WORK TO DO:
Using the entries below, quote exactly the span of lines that begins with the line containing "Convert this screenshot" and ends with the final line.

(Entries with figure data)
(begin)
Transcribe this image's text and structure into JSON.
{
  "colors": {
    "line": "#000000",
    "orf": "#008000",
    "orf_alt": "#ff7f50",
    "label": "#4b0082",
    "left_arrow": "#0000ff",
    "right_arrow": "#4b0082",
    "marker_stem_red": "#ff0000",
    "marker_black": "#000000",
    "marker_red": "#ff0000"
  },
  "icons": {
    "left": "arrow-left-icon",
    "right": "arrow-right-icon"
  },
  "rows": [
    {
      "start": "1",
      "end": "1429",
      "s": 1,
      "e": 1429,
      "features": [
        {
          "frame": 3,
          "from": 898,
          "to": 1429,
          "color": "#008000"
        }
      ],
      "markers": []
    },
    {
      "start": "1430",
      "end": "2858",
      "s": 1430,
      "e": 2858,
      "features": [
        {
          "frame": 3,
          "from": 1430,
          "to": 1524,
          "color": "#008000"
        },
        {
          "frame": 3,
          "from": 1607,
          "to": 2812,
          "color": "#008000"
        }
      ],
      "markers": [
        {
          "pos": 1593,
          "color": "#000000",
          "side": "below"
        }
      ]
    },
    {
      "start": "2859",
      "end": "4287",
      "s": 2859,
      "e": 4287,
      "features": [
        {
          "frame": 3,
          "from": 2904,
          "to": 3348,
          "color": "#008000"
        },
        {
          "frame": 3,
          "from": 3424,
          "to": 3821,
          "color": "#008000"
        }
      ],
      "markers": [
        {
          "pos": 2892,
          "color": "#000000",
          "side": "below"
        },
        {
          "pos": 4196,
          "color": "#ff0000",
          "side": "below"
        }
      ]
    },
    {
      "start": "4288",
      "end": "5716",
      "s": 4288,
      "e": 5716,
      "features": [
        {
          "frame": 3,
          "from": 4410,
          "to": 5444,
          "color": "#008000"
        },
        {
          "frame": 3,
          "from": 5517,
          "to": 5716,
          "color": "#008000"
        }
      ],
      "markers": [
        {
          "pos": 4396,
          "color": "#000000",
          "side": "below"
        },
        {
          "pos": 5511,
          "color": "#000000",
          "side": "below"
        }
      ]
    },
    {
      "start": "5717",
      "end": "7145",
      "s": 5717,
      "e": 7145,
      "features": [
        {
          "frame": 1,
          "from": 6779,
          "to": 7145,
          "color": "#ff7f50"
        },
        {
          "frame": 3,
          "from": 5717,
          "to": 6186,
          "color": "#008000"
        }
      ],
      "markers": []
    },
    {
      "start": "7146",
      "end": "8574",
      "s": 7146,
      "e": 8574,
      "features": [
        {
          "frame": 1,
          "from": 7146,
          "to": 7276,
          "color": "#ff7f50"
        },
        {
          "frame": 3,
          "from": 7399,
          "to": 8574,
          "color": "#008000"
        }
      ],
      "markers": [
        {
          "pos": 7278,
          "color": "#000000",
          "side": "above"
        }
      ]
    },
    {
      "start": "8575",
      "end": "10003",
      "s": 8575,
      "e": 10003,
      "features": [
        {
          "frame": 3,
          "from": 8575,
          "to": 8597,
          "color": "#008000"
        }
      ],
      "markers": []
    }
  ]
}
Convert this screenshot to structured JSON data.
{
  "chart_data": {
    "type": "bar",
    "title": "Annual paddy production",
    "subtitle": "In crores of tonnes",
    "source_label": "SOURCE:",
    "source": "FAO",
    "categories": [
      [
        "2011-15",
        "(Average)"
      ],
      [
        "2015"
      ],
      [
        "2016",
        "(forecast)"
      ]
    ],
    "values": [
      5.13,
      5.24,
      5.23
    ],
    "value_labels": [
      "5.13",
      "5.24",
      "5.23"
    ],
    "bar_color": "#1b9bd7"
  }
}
(end)
TASK RESPONSE:
Convert this screenshot to structured JSON data.
{
  "chart_data": {
    "type": "bar",
    "title": "Annual paddy production",
    "subtitle": "In crores of tonnes",
    "source_label": "SOURCE:",
    "source": "FAO",
    "categories": [
      [
        "2011-15",
        "(Average)"
      ],
      [
        "2015"
      ],
      [
        "2016",
        "(forecast)"
      ]
    ],
    "values": [
      5.13,
      5.24,
      5.23
    ],
    "value_labels": [
      "5.13",
      "5.24",
      "5.23"
    ],
    "bar_color": "#1b9bd7"
  }
}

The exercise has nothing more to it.